> [Dataset records]
┌──

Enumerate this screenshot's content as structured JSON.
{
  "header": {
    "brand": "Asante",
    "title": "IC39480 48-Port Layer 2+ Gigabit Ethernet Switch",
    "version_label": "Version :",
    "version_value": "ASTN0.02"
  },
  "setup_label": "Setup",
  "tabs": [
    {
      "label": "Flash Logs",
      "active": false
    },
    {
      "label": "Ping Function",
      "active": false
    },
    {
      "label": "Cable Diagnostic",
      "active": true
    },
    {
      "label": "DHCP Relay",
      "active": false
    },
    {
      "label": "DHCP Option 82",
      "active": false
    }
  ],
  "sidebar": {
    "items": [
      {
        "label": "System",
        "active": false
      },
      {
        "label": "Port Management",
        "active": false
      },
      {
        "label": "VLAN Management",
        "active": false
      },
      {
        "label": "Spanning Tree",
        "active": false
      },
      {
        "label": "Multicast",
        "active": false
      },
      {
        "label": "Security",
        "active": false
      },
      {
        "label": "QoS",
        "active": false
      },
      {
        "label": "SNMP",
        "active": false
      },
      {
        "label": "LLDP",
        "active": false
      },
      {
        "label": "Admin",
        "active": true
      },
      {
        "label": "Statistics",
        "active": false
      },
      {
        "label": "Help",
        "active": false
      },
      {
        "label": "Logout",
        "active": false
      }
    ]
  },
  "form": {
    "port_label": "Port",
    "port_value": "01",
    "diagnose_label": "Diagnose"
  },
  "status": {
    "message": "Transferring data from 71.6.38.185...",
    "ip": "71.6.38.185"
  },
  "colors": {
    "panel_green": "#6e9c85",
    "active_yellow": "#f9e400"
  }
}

└──

> [Work to complete]
In the listing, find all lines with the string "DHCP" and copy them.

> [Task result]
      "label": "DHCP Relay",
      "label": "DHCP Option 82",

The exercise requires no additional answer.